→ **The problem**:
Find the lines that hold the word "Imports" and return them.

Excerpts from a figure dataset
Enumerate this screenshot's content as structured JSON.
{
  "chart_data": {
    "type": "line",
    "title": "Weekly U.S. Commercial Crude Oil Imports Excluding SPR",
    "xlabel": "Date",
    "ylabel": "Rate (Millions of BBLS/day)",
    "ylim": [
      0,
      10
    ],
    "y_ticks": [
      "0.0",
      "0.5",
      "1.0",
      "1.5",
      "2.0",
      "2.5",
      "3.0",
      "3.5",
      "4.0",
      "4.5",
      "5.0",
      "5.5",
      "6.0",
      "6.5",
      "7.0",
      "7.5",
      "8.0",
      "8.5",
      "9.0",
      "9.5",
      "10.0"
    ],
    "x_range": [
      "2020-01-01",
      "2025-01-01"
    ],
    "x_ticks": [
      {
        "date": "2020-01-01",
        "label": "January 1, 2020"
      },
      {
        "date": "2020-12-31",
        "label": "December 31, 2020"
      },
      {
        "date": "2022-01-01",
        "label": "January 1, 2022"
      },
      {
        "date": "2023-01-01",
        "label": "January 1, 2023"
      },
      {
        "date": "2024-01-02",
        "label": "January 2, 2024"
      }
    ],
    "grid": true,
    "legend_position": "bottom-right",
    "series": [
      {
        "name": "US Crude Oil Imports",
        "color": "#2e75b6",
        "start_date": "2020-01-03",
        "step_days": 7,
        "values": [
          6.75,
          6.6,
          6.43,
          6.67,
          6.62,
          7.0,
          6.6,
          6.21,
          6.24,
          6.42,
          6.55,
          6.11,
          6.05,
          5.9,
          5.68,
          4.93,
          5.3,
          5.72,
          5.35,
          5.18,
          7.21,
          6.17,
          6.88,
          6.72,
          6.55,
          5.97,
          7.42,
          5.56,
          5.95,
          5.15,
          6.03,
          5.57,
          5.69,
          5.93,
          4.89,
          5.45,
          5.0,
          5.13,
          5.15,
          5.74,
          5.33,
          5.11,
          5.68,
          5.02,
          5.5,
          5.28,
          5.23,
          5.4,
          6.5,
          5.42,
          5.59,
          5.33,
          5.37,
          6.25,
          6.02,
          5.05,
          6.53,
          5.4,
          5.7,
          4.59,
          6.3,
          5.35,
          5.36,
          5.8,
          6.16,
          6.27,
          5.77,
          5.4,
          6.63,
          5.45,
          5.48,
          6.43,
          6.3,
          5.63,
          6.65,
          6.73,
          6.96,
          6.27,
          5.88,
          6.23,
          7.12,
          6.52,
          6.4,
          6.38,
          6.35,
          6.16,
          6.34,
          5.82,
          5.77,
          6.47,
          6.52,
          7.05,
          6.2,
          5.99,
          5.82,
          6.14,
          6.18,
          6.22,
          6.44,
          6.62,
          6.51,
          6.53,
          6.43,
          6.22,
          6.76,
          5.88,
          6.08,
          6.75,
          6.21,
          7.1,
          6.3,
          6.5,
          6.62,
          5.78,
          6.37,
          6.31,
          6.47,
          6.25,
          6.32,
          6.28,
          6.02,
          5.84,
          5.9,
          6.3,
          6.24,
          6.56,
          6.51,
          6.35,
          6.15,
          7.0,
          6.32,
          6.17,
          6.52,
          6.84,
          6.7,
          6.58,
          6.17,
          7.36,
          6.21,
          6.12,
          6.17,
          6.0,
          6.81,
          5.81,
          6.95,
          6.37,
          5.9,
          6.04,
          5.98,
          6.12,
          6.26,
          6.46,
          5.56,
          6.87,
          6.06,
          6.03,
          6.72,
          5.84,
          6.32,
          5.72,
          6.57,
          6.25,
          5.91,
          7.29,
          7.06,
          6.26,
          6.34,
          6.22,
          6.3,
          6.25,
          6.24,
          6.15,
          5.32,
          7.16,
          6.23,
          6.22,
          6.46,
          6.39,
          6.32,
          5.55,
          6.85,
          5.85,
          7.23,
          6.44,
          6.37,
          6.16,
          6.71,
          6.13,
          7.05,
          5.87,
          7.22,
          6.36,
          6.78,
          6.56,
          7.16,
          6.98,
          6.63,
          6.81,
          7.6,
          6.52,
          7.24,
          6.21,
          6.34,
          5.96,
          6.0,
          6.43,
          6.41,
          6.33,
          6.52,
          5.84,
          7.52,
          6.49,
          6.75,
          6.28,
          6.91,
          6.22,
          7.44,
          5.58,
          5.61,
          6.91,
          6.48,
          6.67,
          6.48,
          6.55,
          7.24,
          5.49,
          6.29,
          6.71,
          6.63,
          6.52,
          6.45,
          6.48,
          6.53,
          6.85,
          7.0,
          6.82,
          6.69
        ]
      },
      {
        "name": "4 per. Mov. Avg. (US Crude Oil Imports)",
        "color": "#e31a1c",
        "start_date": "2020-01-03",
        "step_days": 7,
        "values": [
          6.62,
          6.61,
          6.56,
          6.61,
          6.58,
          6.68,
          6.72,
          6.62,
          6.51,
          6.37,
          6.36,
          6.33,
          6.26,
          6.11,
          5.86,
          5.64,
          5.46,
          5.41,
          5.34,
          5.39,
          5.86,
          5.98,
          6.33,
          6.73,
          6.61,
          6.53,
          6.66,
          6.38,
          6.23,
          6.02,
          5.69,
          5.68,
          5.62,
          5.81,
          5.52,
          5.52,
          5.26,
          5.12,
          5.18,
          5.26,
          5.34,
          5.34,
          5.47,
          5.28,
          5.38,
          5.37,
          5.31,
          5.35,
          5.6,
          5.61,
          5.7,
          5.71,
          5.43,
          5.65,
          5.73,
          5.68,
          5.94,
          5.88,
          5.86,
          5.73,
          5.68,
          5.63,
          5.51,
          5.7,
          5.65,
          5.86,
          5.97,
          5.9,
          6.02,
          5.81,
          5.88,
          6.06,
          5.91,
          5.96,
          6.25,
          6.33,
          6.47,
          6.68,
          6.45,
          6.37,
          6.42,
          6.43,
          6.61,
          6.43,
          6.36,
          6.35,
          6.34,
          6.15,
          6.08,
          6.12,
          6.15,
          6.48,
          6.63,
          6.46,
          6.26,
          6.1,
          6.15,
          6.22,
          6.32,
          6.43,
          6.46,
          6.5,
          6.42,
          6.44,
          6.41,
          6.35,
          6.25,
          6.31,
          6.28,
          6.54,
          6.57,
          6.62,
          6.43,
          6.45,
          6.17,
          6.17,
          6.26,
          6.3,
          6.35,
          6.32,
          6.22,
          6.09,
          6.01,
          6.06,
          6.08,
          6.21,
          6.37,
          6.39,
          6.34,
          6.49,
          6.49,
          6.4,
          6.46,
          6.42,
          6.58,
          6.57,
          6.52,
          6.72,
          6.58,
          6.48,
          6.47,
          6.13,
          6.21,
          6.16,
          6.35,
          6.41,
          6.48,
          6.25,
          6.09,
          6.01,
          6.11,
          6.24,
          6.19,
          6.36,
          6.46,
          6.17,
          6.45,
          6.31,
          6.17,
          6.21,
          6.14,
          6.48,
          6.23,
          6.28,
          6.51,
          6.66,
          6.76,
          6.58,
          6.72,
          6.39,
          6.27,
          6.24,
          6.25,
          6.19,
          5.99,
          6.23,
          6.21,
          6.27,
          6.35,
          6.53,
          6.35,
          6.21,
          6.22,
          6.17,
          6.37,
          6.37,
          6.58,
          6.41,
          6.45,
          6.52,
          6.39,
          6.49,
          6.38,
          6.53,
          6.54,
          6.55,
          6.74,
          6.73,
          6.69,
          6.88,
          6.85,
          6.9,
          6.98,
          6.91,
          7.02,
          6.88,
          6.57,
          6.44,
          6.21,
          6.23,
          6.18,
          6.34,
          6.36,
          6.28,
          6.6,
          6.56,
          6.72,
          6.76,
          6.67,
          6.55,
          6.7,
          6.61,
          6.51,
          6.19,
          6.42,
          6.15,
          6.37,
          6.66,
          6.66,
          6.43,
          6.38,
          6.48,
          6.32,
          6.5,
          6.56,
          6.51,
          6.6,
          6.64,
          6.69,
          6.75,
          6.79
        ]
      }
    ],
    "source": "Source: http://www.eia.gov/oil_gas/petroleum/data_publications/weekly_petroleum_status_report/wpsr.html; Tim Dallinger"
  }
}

→ **Full answer**:
    "title": "Weekly U.S. Commercial Crude Oil Imports Excluding SPR",
        "name": "US Crude Oil Imports",
        "name": "4 per. Mov. Avg. (US Crude Oil Imports)",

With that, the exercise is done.